> _What this task involves_
Make a verbatim copy of the entries below; pictures stay out.
** Start of Material for this exercise **
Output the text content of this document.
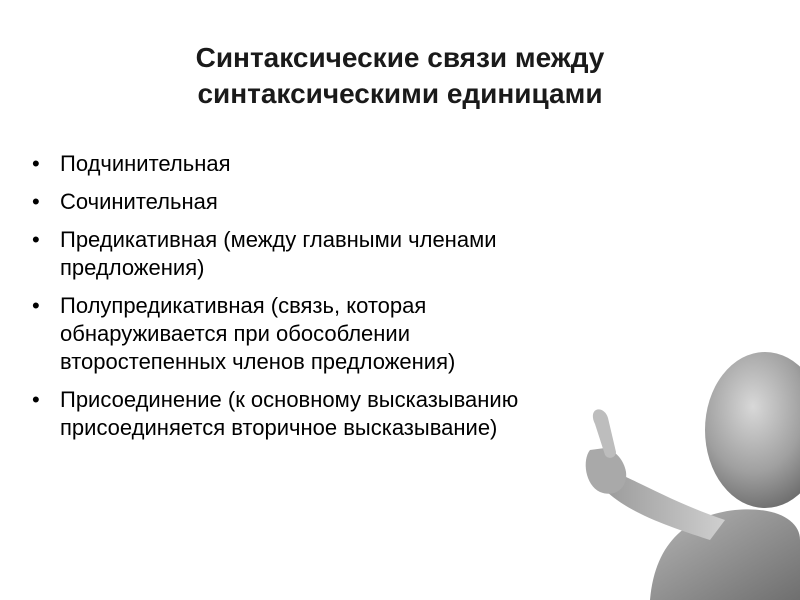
Синтаксические связи между
синтаксическими единицами
• Подчинительная
• Сочинительная
• Предикативная (между главными членами предложения)
• Полупредикативная (связь, которая обнаруживается при обособлении второстепенных членов предложения)
• Присоединение (к основному высказыванию присоединяется вторичное высказывание)
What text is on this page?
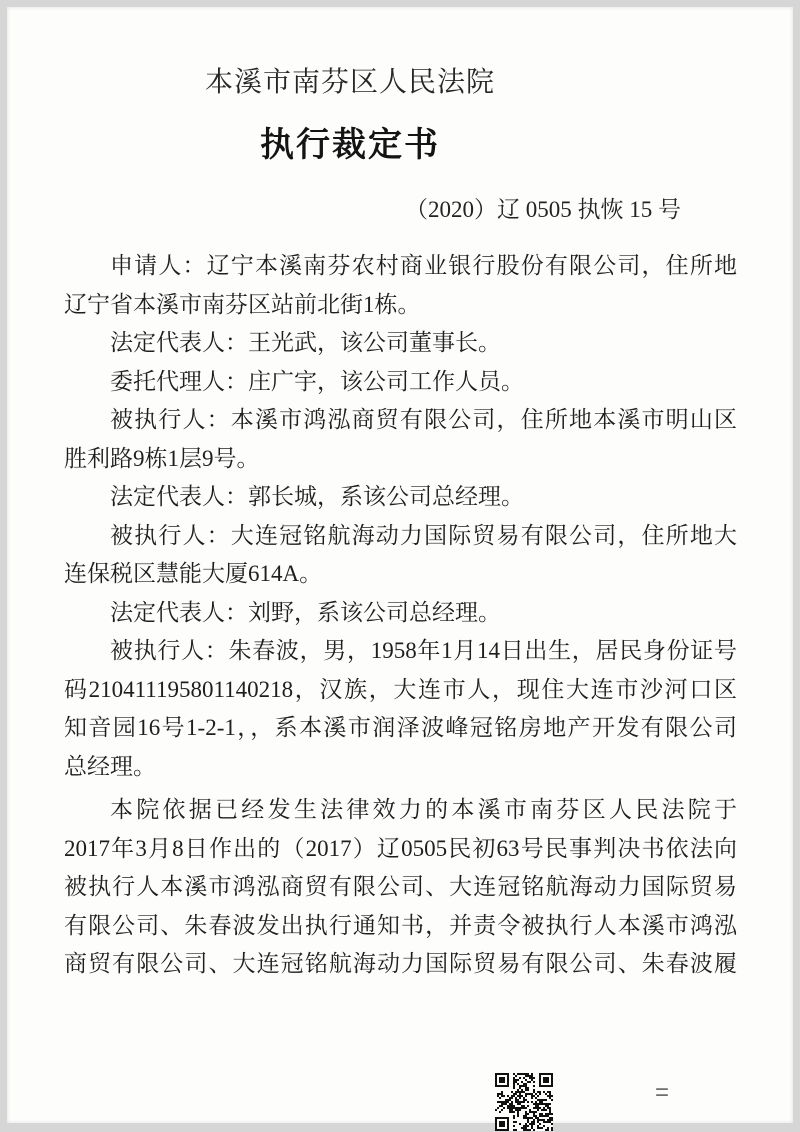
本溪市南芬区人民法院
执行裁定书
（2020）辽 0505 执恢 15 号
申请人：辽宁本溪南芬农村商业银行股份有限公司，住所地
辽宁省本溪市南芬区站前北街1栋。
法定代表人：王光武，该公司董事长。
委托代理人：庄广宇，该公司工作人员。
被执行人：本溪市鸿泓商贸有限公司，住所地本溪市明山区
胜利路9栋1层9号。
法定代表人：郭长城，系该公司总经理。
被执行人：大连冠铭航海动力国际贸易有限公司，住所地大
连保税区慧能大厦614A。
法定代表人：刘野，系该公司总经理。
被执行人：朱春波，男，1958年1月14日出生，居民身份证号
码210411195801140218，汉族，大连市人，现住大连市沙河口区
知音园16号1-2-1，，系本溪市润泽波峰冠铭房地产开发有限公司
总经理。
本院依据已经发生法律效力的本溪市南芬区人民法院于
2017年3月8日作出的（2017）辽0505民初63号民事判决书依法向
被执行人本溪市鸿泓商贸有限公司、大连冠铭航海动力国际贸易
有限公司、朱春波发出执行通知书，并责令被执行人本溪市鸿泓
商贸有限公司、大连冠铭航海动力国际贸易有限公司、朱春波履
=
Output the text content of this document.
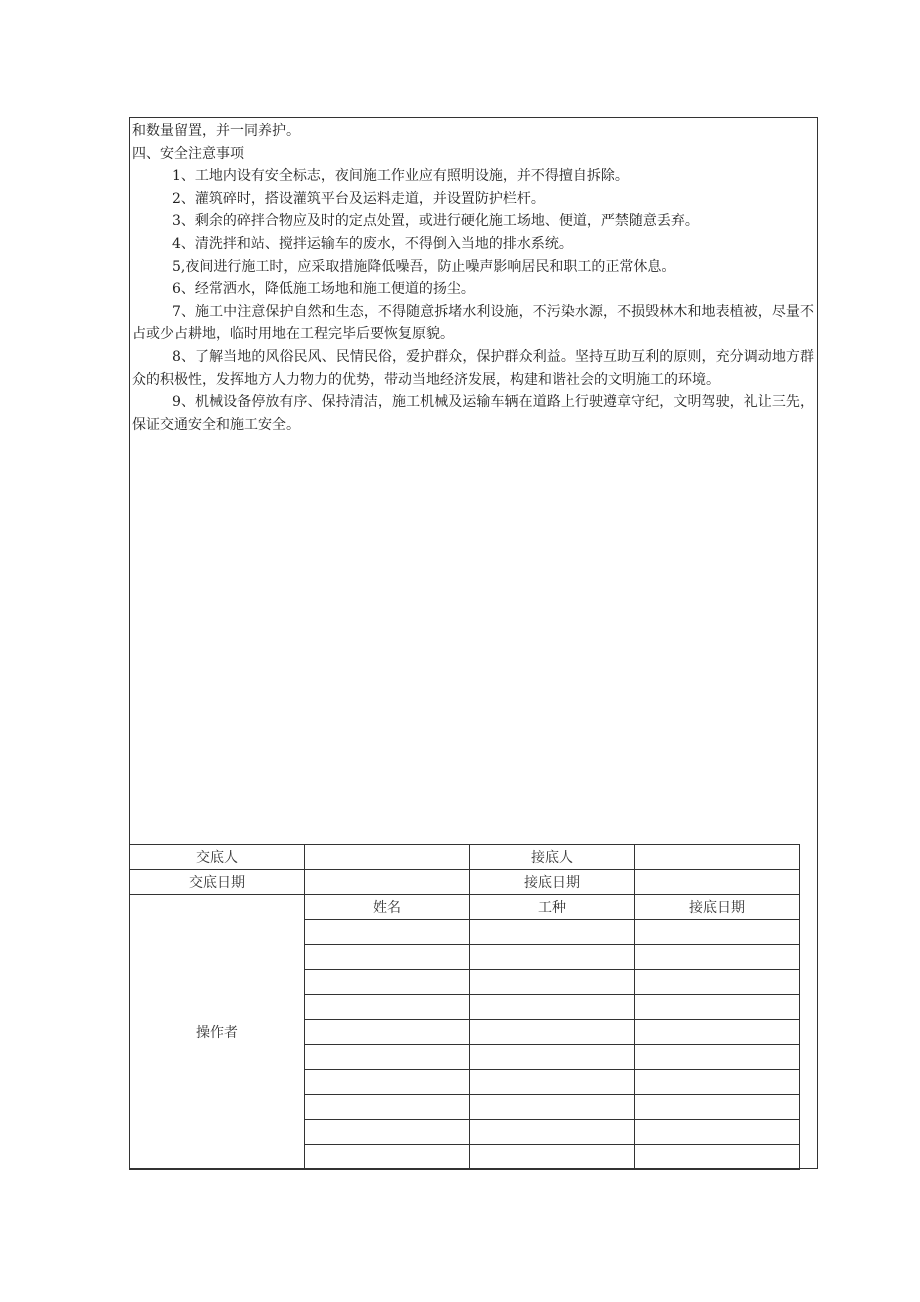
和数量留置，并一同养护。

四、安全注意事项

1、工地内设有安全标志，夜间施工作业应有照明设施，并不得擅自拆除。

2、灌筑碎时，搭设灌筑平台及运料走道，并设置防护栏杆。

3、剩余的碎拌合物应及时的定点处置，或进行硬化施工场地、便道，严禁随意丢弃。

4、清洗拌和站、搅拌运输车的废水，不得倒入当地的排水系统。

5,夜间进行施工时，应采取措施降低噪吾，防止噪声影响居民和职工的正常休息。

6、经常洒水，降低施工场地和施工便道的扬尘。

7、施工中注意保护自然和生态，不得随意拆堵水利设施，不污染水源，不损毁林木和地表植被，尽量不占或少占耕地，临时用地在工程完毕后要恢复原貌。

8、了解当地的风俗民风、民情民俗，爱护群众，保护群众利益。坚持互助互利的原则，充分调动地方群众的积极性，发挥地方人力物力的优势，带动当地经济发展，构建和谐社会的文明施工的环境。

9、机械设备停放有序、保持清洁，施工机械及运输车辆在道路上行驶遵章守纪，文明驾驶，礼让三先，保证交通安全和施工安全。

交底人		接底人	
交底日期		接底日期	
操作者	姓名	工种	接底日期
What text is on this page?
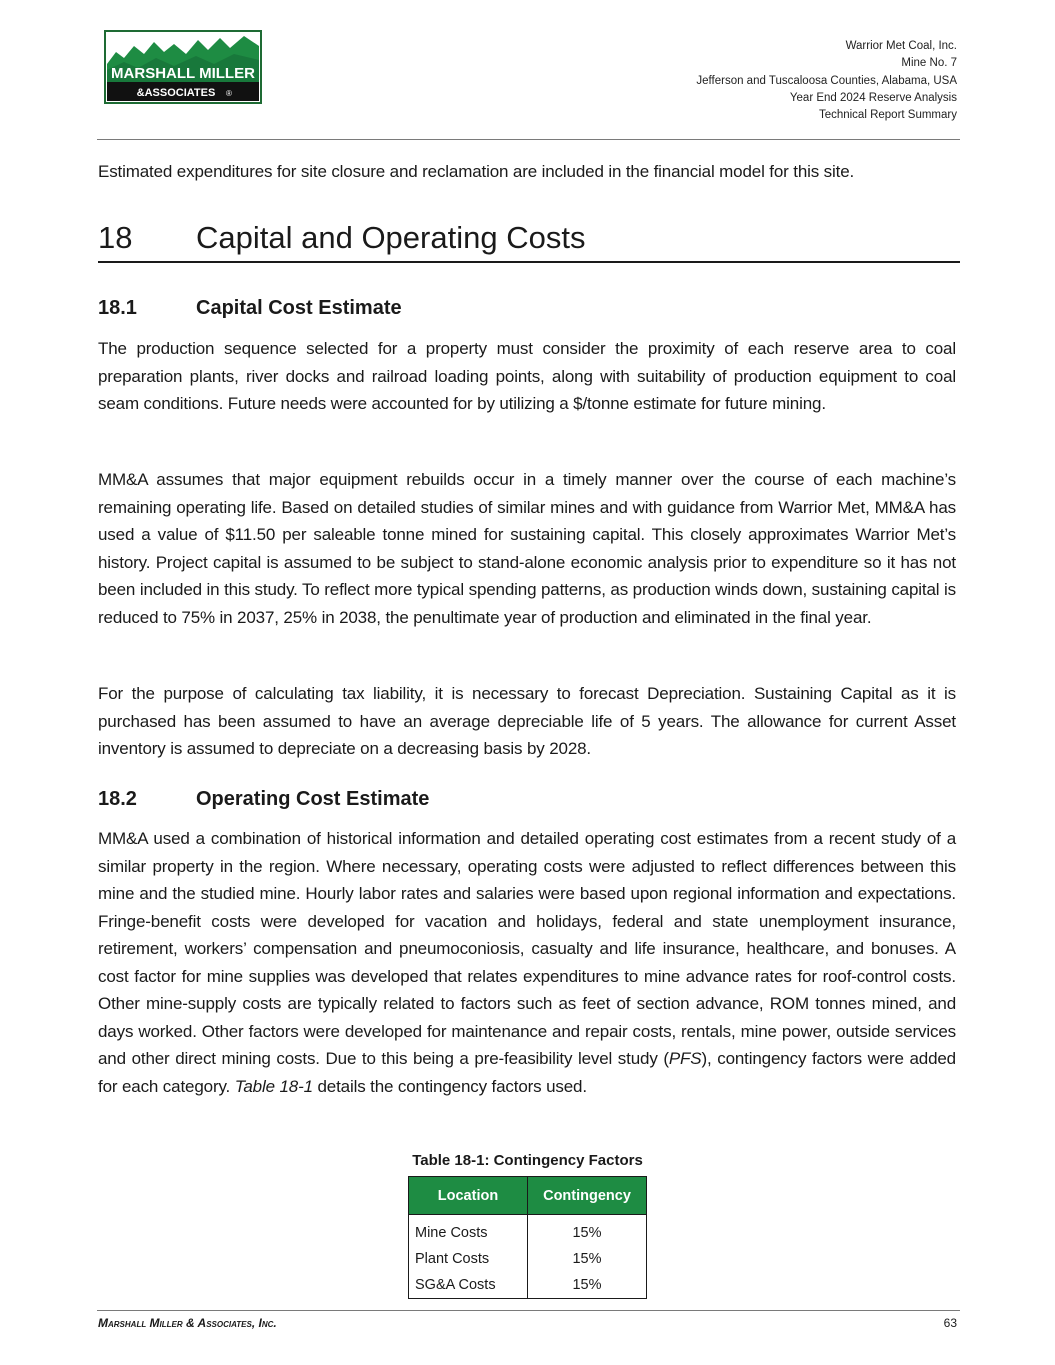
MARSHALL MILLER
&ASSOCIATES ®
Warrior Met Coal, Inc.
Mine No. 7
Jefferson and Tuscaloosa Counties, Alabama, USA
Year End 2024 Reserve Analysis
Technical Report Summary

Estimated expenditures for site closure and reclamation are included in the financial model for this site.

18 Capital and Operating Costs
18.1	Capital Cost Estimate

The production sequence selected for a property must consider the proximity of each reserve area to coal preparation plants, river docks and railroad loading points, along with suitability of production equipment to coal seam conditions. Future needs were accounted for by utilizing a $/tonne estimate for future mining.

MM&A assumes that major equipment rebuilds occur in a timely manner over the course of each machine’s remaining operating life. Based on detailed studies of similar mines and with guidance from Warrior Met, MM&A has used a value of $11.50 per saleable tonne mined for sustaining capital. This closely approximates Warrior Met’s history. Project capital is assumed to be subject to stand-alone economic analysis prior to expenditure so it has not been included in this study. To reflect more typical spending patterns, as production winds down, sustaining capital is reduced to 75% in 2037, 25% in 2038, the penultimate year of production and eliminated in the final year.

For the purpose of calculating tax liability, it is necessary to forecast Depreciation. Sustaining Capital as it is purchased has been assumed to have an average depreciable life of 5 years. The allowance for current Asset inventory is assumed to depreciate on a decreasing basis by 2028.

18.2	Operating Cost Estimate

MM&A used a combination of historical information and detailed operating cost estimates from a recent study of a similar property in the region. Where necessary, operating costs were adjusted to reflect differences between this mine and the studied mine. Hourly labor rates and salaries were based upon regional information and expectations. Fringe-benefit costs were developed for vacation and holidays, federal and state unemployment insurance, retirement, workers’ compensation and pneumoconiosis, casualty and life insurance, healthcare, and bonuses. A cost factor for mine supplies was developed that relates expenditures to mine advance rates for roof-control costs. Other mine-supply costs are typically related to factors such as feet of section advance, ROM tonnes mined, and days worked. Other factors were developed for maintenance and repair costs, rentals, mine power, outside services and other direct mining costs. Due to this being a pre-feasibility level study (PFS), contingency factors were added for each category. Table 18-1 details the contingency factors used.

Table 18-1: Contingency Factors
Location	Contingency

Mine Costs	15%
Plant Costs	15%
SG&A Costs	15%
Marshall Miller & Associates, Inc.	63
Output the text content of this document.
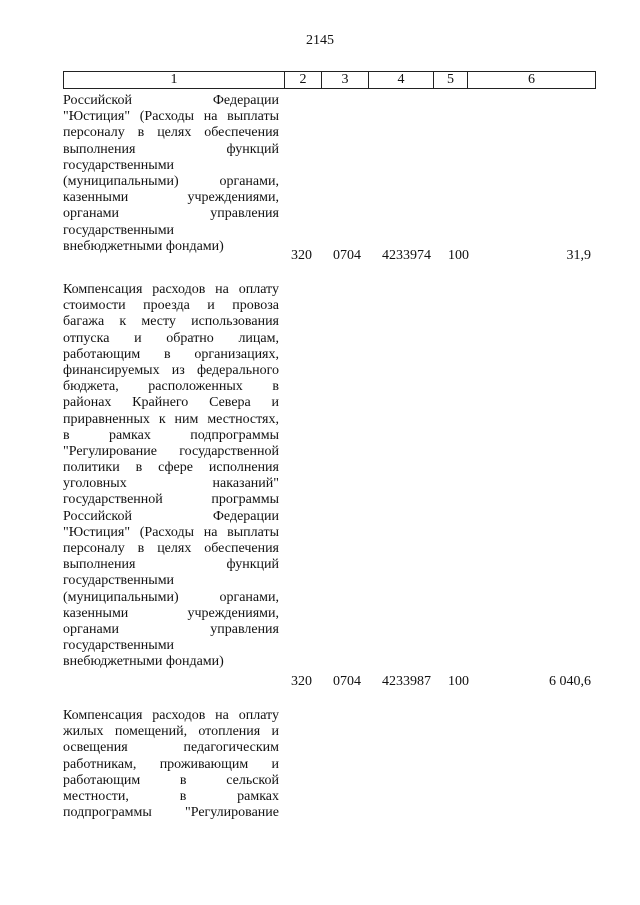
2145
1	2	3	4	5	6
Российской Федерации
"Юстиция" (Расходы на выплаты
персоналу в целях обеспечения
выполнения функций
государственными
(муниципальными) органами,
казенными учреждениями,
органами управления
государственными
внебюджетными фондами)
320 0704 4233974 100	31,9
Компенсация расходов на оплату
стоимости проезда и провоза
багажа к месту использования
отпуска и обратно лицам,
работающим в организациях,
финансируемых из федерального
бюджета, расположенных в
районах Крайнего Севера и
приравненных к ним местностях,
в рамках подпрограммы
"Регулирование государственной
политики в сфере исполнения
уголовных наказаний"
государственной программы
Российской Федерации
"Юстиция" (Расходы на выплаты
персоналу в целях обеспечения
выполнения функций
государственными
(муниципальными) органами,
казенными учреждениями,
органами управления
государственными
внебюджетными фондами)
320 0704 4233987 100	6 040,6
Компенсация расходов на оплату
жилых помещений, отопления и
освещения педагогическим
работникам, проживающим и
работающим в сельской
местности, в рамках
подпрограммы "Регулирование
** End of Material for this exercise **
> _Answer to this exercise_
Output the text content of this document.
Синтаксические связи между
синтаксическими единицами
• Подчинительная
• Сочинительная
• Предикативная (между главными членами предложения)
• Полупредикативная (связь, которая обнаруживается при обособлении второстепенных членов предложения)
• Присоединение (к основному высказыванию присоединяется вторичное высказывание)
What text is on this page?
本溪市南芬区人民法院
执行裁定书
（2020）辽 0505 执恢 15 号
申请人：辽宁本溪南芬农村商业银行股份有限公司，住所地
辽宁省本溪市南芬区站前北街1栋。
法定代表人：王光武，该公司董事长。
委托代理人：庄广宇，该公司工作人员。
被执行人：本溪市鸿泓商贸有限公司，住所地本溪市明山区
胜利路9栋1层9号。
法定代表人：郭长城，系该公司总经理。
被执行人：大连冠铭航海动力国际贸易有限公司，住所地大
连保税区慧能大厦614A。
法定代表人：刘野，系该公司总经理。
被执行人：朱春波，男，1958年1月14日出生，居民身份证号
码210411195801140218，汉族，大连市人，现住大连市沙河口区
知音园16号1-2-1，，系本溪市润泽波峰冠铭房地产开发有限公司
总经理。
本院依据已经发生法律效力的本溪市南芬区人民法院于
2017年3月8日作出的（2017）辽0505民初63号民事判决书依法向
被执行人本溪市鸿泓商贸有限公司、大连冠铭航海动力国际贸易
有限公司、朱春波发出执行通知书，并责令被执行人本溪市鸿泓
商贸有限公司、大连冠铭航海动力国际贸易有限公司、朱春波履
=
Output the text content of this document.
和数量留置，并一同养护。

四、安全注意事项

1、工地内设有安全标志，夜间施工作业应有照明设施，并不得擅自拆除。

2、灌筑碎时，搭设灌筑平台及运料走道，并设置防护栏杆。

3、剩余的碎拌合物应及时的定点处置，或进行硬化施工场地、便道，严禁随意丢弃。

4、清洗拌和站、搅拌运输车的废水，不得倒入当地的排水系统。

5,夜间进行施工时，应采取措施降低噪吾，防止噪声影响居民和职工的正常休息。

6、经常洒水，降低施工场地和施工便道的扬尘。

7、施工中注意保护自然和生态，不得随意拆堵水利设施，不污染水源，不损毁林木和地表植被，尽量不占或少占耕地，临时用地在工程完毕后要恢复原貌。

8、了解当地的风俗民风、民情民俗，爱护群众，保护群众利益。坚持互助互利的原则，充分调动地方群众的积极性，发挥地方人力物力的优势，带动当地经济发展，构建和谐社会的文明施工的环境。

9、机械设备停放有序、保持清洁，施工机械及运输车辆在道路上行驶遵章守纪，文明驾驶，礼让三先，保证交通安全和施工安全。

交底人		接底人	
交底日期		接底日期	
操作者	姓名	工种	接底日期
What text is on this page?
MARSHALL MILLER
&ASSOCIATES ®
Warrior Met Coal, Inc.
Mine No. 7
Jefferson and Tuscaloosa Counties, Alabama, USA
Year End 2024 Reserve Analysis
Technical Report Summary

Estimated expenditures for site closure and reclamation are included in the financial model for this site.

18 Capital and Operating Costs
18.1	Capital Cost Estimate

The production sequence selected for a property must consider the proximity of each reserve area to coal preparation plants, river docks and railroad loading points, along with suitability of production equipment to coal seam conditions. Future needs were accounted for by utilizing a $/tonne estimate for future mining.

MM&A assumes that major equipment rebuilds occur in a timely manner over the course of each machine’s remaining operating life. Based on detailed studies of similar mines and with guidance from Warrior Met, MM&A has used a value of $11.50 per saleable tonne mined for sustaining capital. This closely approximates Warrior Met’s history. Project capital is assumed to be subject to stand-alone economic analysis prior to expenditure so it has not been included in this study. To reflect more typical spending patterns, as production winds down, sustaining capital is reduced to 75% in 2037, 25% in 2038, the penultimate year of production and eliminated in the final year.

For the purpose of calculating tax liability, it is necessary to forecast Depreciation. Sustaining Capital as it is purchased has been assumed to have an average depreciable life of 5 years. The allowance for current Asset inventory is assumed to depreciate on a decreasing basis by 2028.

18.2	Operating Cost Estimate

MM&A used a combination of historical information and detailed operating cost estimates from a recent study of a similar property in the region. Where necessary, operating costs were adjusted to reflect differences between this mine and the studied mine. Hourly labor rates and salaries were based upon regional information and expectations. Fringe-benefit costs were developed for vacation and holidays, federal and state unemployment insurance, retirement, workers’ compensation and pneumoconiosis, casualty and life insurance, healthcare, and bonuses. A cost factor for mine supplies was developed that relates expenditures to mine advance rates for roof-control costs. Other mine-supply costs are typically related to factors such as feet of section advance, ROM tonnes mined, and days worked. Other factors were developed for maintenance and repair costs, rentals, mine power, outside services and other direct mining costs. Due to this being a pre-feasibility level study (PFS), contingency factors were added for each category. Table 18-1 details the contingency factors used.

Table 18-1: Contingency Factors
Location	Contingency

Mine Costs	15%
Plant Costs	15%
SG&A Costs	15%
Marshall Miller & Associates, Inc.	63
Output the text content of this document.
2145
1	2	3	4	5	6
Российской Федерации
"Юстиция" (Расходы на выплаты
персоналу в целях обеспечения
выполнения функций
государственными
(муниципальными) органами,
казенными учреждениями,
органами управления
государственными
внебюджетными фондами)
320 0704 4233974 100	31,9
Компенсация расходов на оплату
стоимости проезда и провоза
багажа к месту использования
отпуска и обратно лицам,
работающим в организациях,
финансируемых из федерального
бюджета, расположенных в
районах Крайнего Севера и
приравненных к ним местностях,
в рамках подпрограммы
"Регулирование государственной
политики в сфере исполнения
уголовных наказаний"
государственной программы
Российской Федерации
"Юстиция" (Расходы на выплаты
персоналу в целях обеспечения
выполнения функций
государственными
(муниципальными) органами,
казенными учреждениями,
органами управления
государственными
внебюджетными фондами)
320 0704 4233987 100	6 040,6
Компенсация расходов на оплату
жилых помещений, отопления и
освещения педагогическим
работникам, проживающим и
работающим в сельской
местности, в рамках
подпрограммы "Регулирование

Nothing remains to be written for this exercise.